Problem to solve: Each line below with the word "aantal" needs to be copied.

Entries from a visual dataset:
-.-.-
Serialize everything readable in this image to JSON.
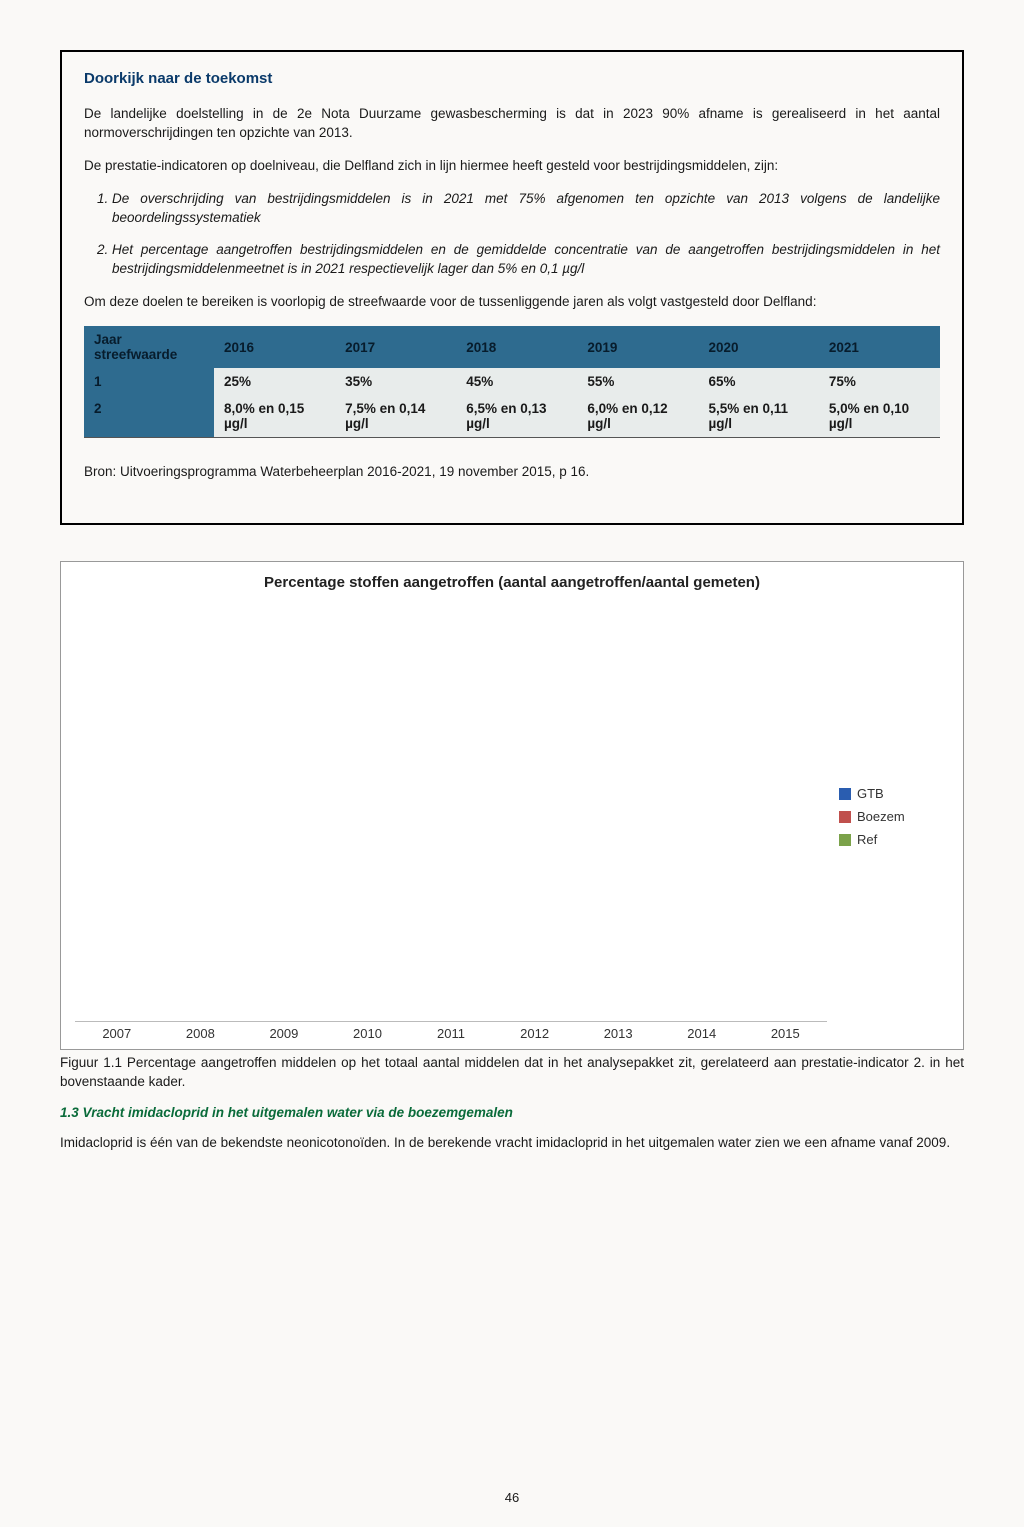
{
  "box": {
    "title": "Doorkijk naar de toekomst",
    "p1": "De landelijke doelstelling in de 2e Nota Duurzame gewasbescherming is dat in 2023 90% afname is gerealiseerd in het aantal normoverschrijdingen ten opzichte van 2013.",
    "p2": "De prestatie-indicatoren op doelniveau, die Delfland zich in lijn hiermee heeft gesteld voor bestrijdingsmiddelen, zijn:",
    "li1": "De overschrijding van bestrijdingsmiddelen is in 2021 met 75% afgenomen ten opzichte van 2013 volgens de landelijke beoordelingssystematiek",
    "li2": "Het percentage aangetroffen bestrijdingsmiddelen en de gemiddelde concentratie van de aangetroffen bestrijdingsmiddelen in het bestrijdingsmiddelenmeetnet is in 2021 respectievelijk lager dan 5% en 0,1 µg/l",
    "p3": "Om deze doelen te bereiken is voorlopig de streefwaarde voor de tussenliggende jaren als volgt vastgesteld door Delfland:",
    "source": "Bron: Uitvoeringsprogramma Waterbeheerplan 2016-2021, 19 november 2015, p 16."
  },
  "table": {
    "headers": [
      "Jaar streefwaarde",
      "2016",
      "2017",
      "2018",
      "2019",
      "2020",
      "2021"
    ],
    "rows": [
      {
        "label": "1",
        "cells": [
          "25%",
          "35%",
          "45%",
          "55%",
          "65%",
          "75%"
        ]
      },
      {
        "label": "2",
        "cells": [
          "8,0% en 0,15 µg/l",
          "7,5% en 0,14 µg/l",
          "6,5% en 0,13 µg/l",
          "6,0% en 0,12 µg/l",
          "5,5% en 0,11 µg/l",
          "5,0% en 0,10 µg/l"
        ]
      }
    ]
  },
  "chart": {
    "title": "Percentage stoffen aangetroffen (aantal aangetroffen/aantal gemeten)",
    "x_labels": [
      "2007",
      "2008",
      "2009",
      "2010",
      "2011",
      "2012",
      "2013",
      "2014",
      "2015"
    ],
    "legend": [
      {
        "label": "GTB",
        "color": "#2a5db0"
      },
      {
        "label": "Boezem",
        "color": "#c0504d"
      },
      {
        "label": "Ref",
        "color": "#7ba24a"
      }
    ],
    "background": "#ffffff",
    "axis_color": "#bbbbbb",
    "font_size": 13
  },
  "caption": "Figuur 1.1 Percentage aangetroffen middelen op het totaal aantal middelen dat in het analysepakket zit, gerelateerd aan prestatie-indicator 2. in het bovenstaande kader.",
  "section_heading": "1.3 Vracht imidacloprid in het uitgemalen water via de boezemgemalen",
  "section_body": "Imidacloprid is één van de bekendste neonicotonoïden. In de berekende vracht imidacloprid in het uitgemalen water zien we een afname vanaf 2009.",
  "page_number": "46"
}
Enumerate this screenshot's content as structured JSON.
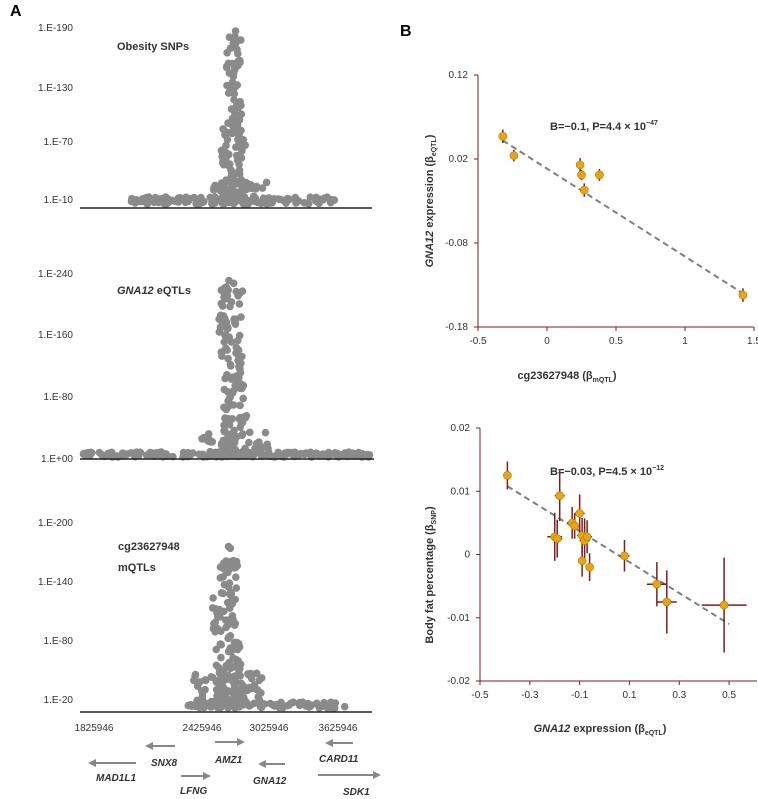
{
  "panel_labels": {
    "a": "A",
    "b": "B"
  },
  "colors": {
    "dots": "#8a8a8a",
    "gold": "#e8a413",
    "errorbar": "#7b1e1e",
    "trend": "#7f7f7f",
    "axis": "#222222",
    "scatter_axis": "#7b1e1e"
  },
  "chart_data": [
    {
      "id": "obesity",
      "type": "scatter",
      "title": "Obesity SNPs",
      "ytick_labels": [
        "1.E-190",
        "1.E-130",
        "1.E-70",
        "1.E-10"
      ],
      "ytick_values": [
        190,
        130,
        70,
        10
      ],
      "ylim": [
        0,
        195
      ],
      "xlim": [
        1825946,
        3925946
      ]
    },
    {
      "id": "eqtl",
      "type": "scatter",
      "title_italic": "GNA12",
      "title_rest": " eQTLs",
      "ytick_labels": [
        "1.E-240",
        "1.E-160",
        "1.E-80",
        "1.E+00"
      ],
      "ytick_values": [
        240,
        160,
        80,
        0
      ],
      "ylim": [
        0,
        245
      ],
      "xlim": [
        1825946,
        3925946
      ]
    },
    {
      "id": "mqtl",
      "type": "scatter",
      "title_line1": "cg23627948",
      "title_line2": "mQTLs",
      "ytick_labels": [
        "1.E-200",
        "1.E-140",
        "1.E-80",
        "1.E-20"
      ],
      "ytick_values": [
        200,
        140,
        80,
        20
      ],
      "ylim": [
        0,
        205
      ],
      "xlim": [
        1825946,
        3925946
      ],
      "xtick_labels": [
        "1825946",
        "2425946",
        "3025946",
        "3625946"
      ],
      "xtick_values": [
        1825946,
        2425946,
        3025946,
        3625946
      ]
    },
    {
      "id": "scatter1",
      "type": "scatter",
      "annotation": "B=−0.1, P=4.4 × 10",
      "annotation_exp": "−47",
      "xlabel_main": "cg23627948 (β",
      "xlabel_sub": "mQTL",
      "xlabel_end": ")",
      "ylabel_italic": "GNA12",
      "ylabel_main": " expression (β",
      "ylabel_sub": "eQTL",
      "ylabel_end": ")",
      "xlim": [
        -0.5,
        1.5
      ],
      "ylim": [
        -0.18,
        0.12
      ],
      "xticks": [
        -0.5,
        0,
        0.5,
        1,
        1.5
      ],
      "xtick_labels": [
        "-0.5",
        "0",
        "0.5",
        "1",
        "1.5"
      ],
      "yticks": [
        0.12,
        0.02,
        -0.08,
        -0.18
      ],
      "ytick_labels": [
        "0.12",
        "0.02",
        "-0.08",
        "-0.18"
      ],
      "points": [
        {
          "x": -0.32,
          "y": 0.047,
          "ex": 0.02,
          "ey": 0.008
        },
        {
          "x": -0.24,
          "y": 0.024,
          "ex": 0.02,
          "ey": 0.007
        },
        {
          "x": 0.24,
          "y": 0.013,
          "ex": 0.02,
          "ey": 0.008
        },
        {
          "x": 0.25,
          "y": 0.001,
          "ex": 0.02,
          "ey": 0.006
        },
        {
          "x": 0.38,
          "y": 0.001,
          "ex": 0.03,
          "ey": 0.007
        },
        {
          "x": 0.27,
          "y": -0.017,
          "ex": 0.02,
          "ey": 0.008
        },
        {
          "x": 1.42,
          "y": -0.142,
          "ex": 0.02,
          "ey": 0.008
        }
      ],
      "trend": {
        "x0": -0.32,
        "y0": 0.042,
        "x1": 1.42,
        "y1": -0.14
      }
    },
    {
      "id": "scatter2",
      "type": "scatter",
      "annotation": "B=−0.03, P=4.5 × 10",
      "annotation_exp": "−12",
      "xlabel_italic": "GNA12",
      "xlabel_main": " expression (β",
      "xlabel_sub": "eQTL",
      "xlabel_end": ")",
      "ylabel_main": "Body fat percentage (β",
      "ylabel_sub": "SNP",
      "ylabel_end": ")",
      "xlim": [
        -0.5,
        0.6
      ],
      "ylim": [
        -0.02,
        0.02
      ],
      "xticks": [
        -0.5,
        -0.3,
        -0.1,
        0.1,
        0.3,
        0.5
      ],
      "xtick_labels": [
        "-0.5",
        "-0.3",
        "-0.1",
        "0.1",
        "0.3",
        "0.5"
      ],
      "yticks": [
        0.02,
        0.01,
        0,
        -0.01,
        -0.02
      ],
      "ytick_labels": [
        "0.02",
        "0.01",
        "0",
        "-0.01",
        "-0.02"
      ],
      "points": [
        {
          "x": -0.39,
          "y": 0.0125,
          "ex": 0.01,
          "ey": 0.0022
        },
        {
          "x": -0.2,
          "y": 0.0028,
          "ex": 0.03,
          "ey": 0.0038
        },
        {
          "x": -0.19,
          "y": 0.0025,
          "ex": 0.02,
          "ey": 0.003
        },
        {
          "x": -0.18,
          "y": 0.0093,
          "ex": 0.02,
          "ey": 0.004
        },
        {
          "x": -0.13,
          "y": 0.005,
          "ex": 0.02,
          "ey": 0.0025
        },
        {
          "x": -0.12,
          "y": 0.0045,
          "ex": 0.015,
          "ey": 0.002
        },
        {
          "x": -0.1,
          "y": 0.0065,
          "ex": 0.02,
          "ey": 0.003
        },
        {
          "x": -0.09,
          "y": 0.003,
          "ex": 0.02,
          "ey": 0.0028
        },
        {
          "x": -0.08,
          "y": 0.0022,
          "ex": 0.02,
          "ey": 0.0035
        },
        {
          "x": -0.07,
          "y": 0.0028,
          "ex": 0.02,
          "ey": 0.0026
        },
        {
          "x": -0.09,
          "y": -0.001,
          "ex": 0.015,
          "ey": 0.0025
        },
        {
          "x": -0.06,
          "y": -0.002,
          "ex": 0.015,
          "ey": 0.0022
        },
        {
          "x": 0.08,
          "y": -0.0002,
          "ex": 0.02,
          "ey": 0.0025
        },
        {
          "x": 0.21,
          "y": -0.0047,
          "ex": 0.04,
          "ey": 0.0035
        },
        {
          "x": 0.25,
          "y": -0.0075,
          "ex": 0.04,
          "ey": 0.005
        },
        {
          "x": 0.48,
          "y": -0.008,
          "ex": 0.09,
          "ey": 0.0075
        }
      ],
      "trend": {
        "x0": -0.39,
        "y0": 0.0108,
        "x1": 0.5,
        "y1": -0.011
      }
    }
  ],
  "genes": [
    {
      "name": "MAD1L1",
      "dir": "left"
    },
    {
      "name": "SNX8",
      "dir": "left"
    },
    {
      "name": "LFNG",
      "dir": "right"
    },
    {
      "name": "AMZ1",
      "dir": "right"
    },
    {
      "name": "GNA12",
      "dir": "left"
    },
    {
      "name": "CARD11",
      "dir": "left"
    },
    {
      "name": "SDK1",
      "dir": "right"
    }
  ]
}
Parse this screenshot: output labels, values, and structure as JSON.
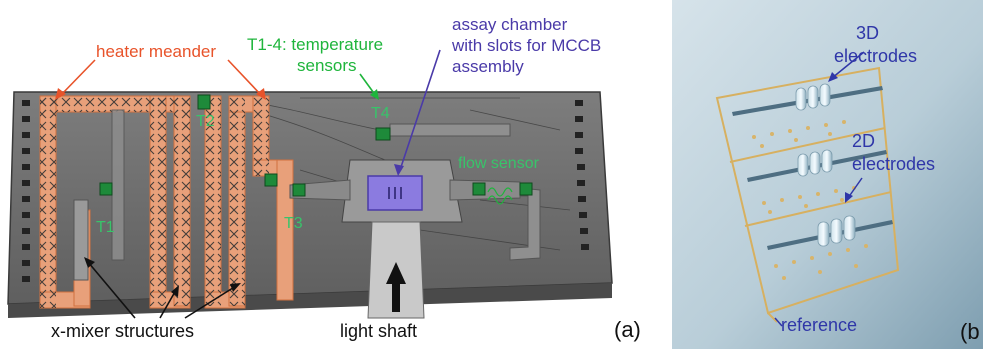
{
  "panel_a": {
    "letter": "(a)",
    "labels": {
      "heater": "heater meander",
      "temp_sensors_line1": "T1-4: temperature",
      "temp_sensors_line2": "sensors",
      "assay_line1": "assay chamber",
      "assay_line2": "with slots for MCCB",
      "assay_line3": "assembly",
      "flow_sensor": "flow sensor",
      "t1": "T1",
      "t2": "T2",
      "t3": "T3",
      "t4": "T4",
      "mixer": "x-mixer structures",
      "light_shaft": "light shaft"
    },
    "colors": {
      "heater": "#e8532a",
      "sensor_text": "#1fb53c",
      "assay_text": "#4a3aa8",
      "chip": "#6e6e6e"
    }
  },
  "panel_b": {
    "letter": "(b",
    "labels": {
      "electrodes_3d_line1": "3D",
      "electrodes_3d_line2": "electrodes",
      "electrodes_2d_line1": "2D",
      "electrodes_2d_line2": "electrodes",
      "reference": "reference"
    },
    "colors": {
      "label_blue": "#2f36a8",
      "gold": "#d7b060"
    }
  }
}
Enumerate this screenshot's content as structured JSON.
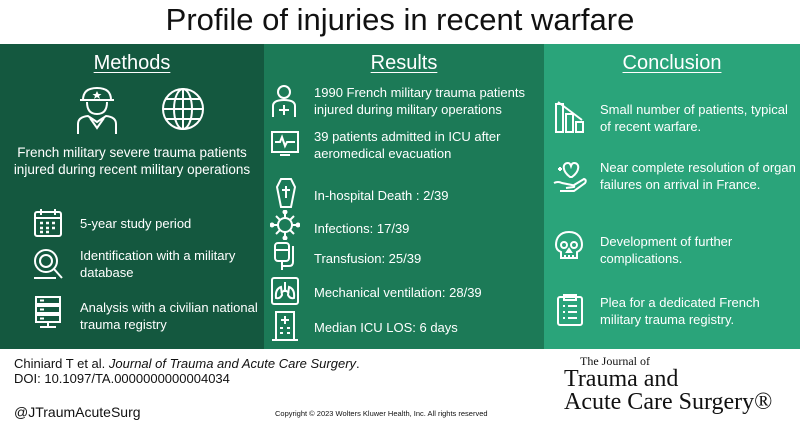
{
  "title": "Profile of injuries in recent warfare",
  "methods": {
    "heading": "Methods",
    "icons": [
      "soldier-icon",
      "globe-icon"
    ],
    "summary": "French military severe trauma patients injured during recent military operations",
    "items": [
      {
        "icon": "calendar-icon",
        "text": "5-year study period"
      },
      {
        "icon": "database-search-icon",
        "text": "Identification with a military database"
      },
      {
        "icon": "server-registry-icon",
        "text": "Analysis with a civilian national trauma registry"
      }
    ]
  },
  "results": {
    "heading": "Results",
    "items": [
      {
        "icon": "patient-icon",
        "text": "1990 French military trauma patients injured during military operations"
      },
      {
        "icon": "icu-monitor-icon",
        "text": "39 patients admitted in ICU after aeromedical evacuation"
      },
      {
        "icon": "coffin-icon",
        "text": "In-hospital Death : 2/39"
      },
      {
        "icon": "virus-icon",
        "text": "Infections: 17/39"
      },
      {
        "icon": "transfusion-bag-icon",
        "text": "Transfusion: 25/39"
      },
      {
        "icon": "lungs-ventilation-icon",
        "text": "Mechanical ventilation: 28/39"
      },
      {
        "icon": "hospital-icon",
        "text": "Median ICU LOS: 6 days"
      }
    ]
  },
  "conclusion": {
    "heading": "Conclusion",
    "items": [
      {
        "icon": "declining-bars-icon",
        "text": "Small number of patients, typical of recent warfare."
      },
      {
        "icon": "heart-hand-icon",
        "text": "Near complete resolution of organ failures on arrival in France."
      },
      {
        "icon": "skull-icon",
        "text": "Development of further complications."
      },
      {
        "icon": "clipboard-icon",
        "text": "Plea for a dedicated French military trauma registry."
      }
    ]
  },
  "footer": {
    "citation_authors": "Chiniard T et al. ",
    "citation_journal": "Journal of Trauma and Acute Care Surgery",
    "citation_end": ".",
    "doi": "DOI: 10.1097/TA.0000000000004034",
    "handle": "@JTraumAcuteSurg",
    "copyright": "Copyright © 2023  Wolters Kluwer Health, Inc. All rights reserved",
    "journal_logo": {
      "line1": "The Journal of",
      "line2": "Trauma and",
      "line3": "Acute Care Surgery®"
    }
  },
  "colors": {
    "methods_bg": "#14583f",
    "results_bg": "#1c7a57",
    "conclusion_bg": "#2aa47a",
    "text": "#ffffff"
  }
}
-.-.-
Written answer:
    "p1": "De landelijke doelstelling in de 2e Nota Duurzame gewasbescherming is dat in 2023 90% afname is gerealiseerd in het aantal normoverschrijdingen ten opzichte van 2013.",
    "title": "Percentage stoffen aangetroffen (aantal aangetroffen/aantal gemeten)",
  "caption": "Figuur 1.1 Percentage aangetroffen middelen op het totaal aantal middelen dat in het analysepakket zit, gerelateerd aan prestatie-indicator 2. in het bovenstaande kader.",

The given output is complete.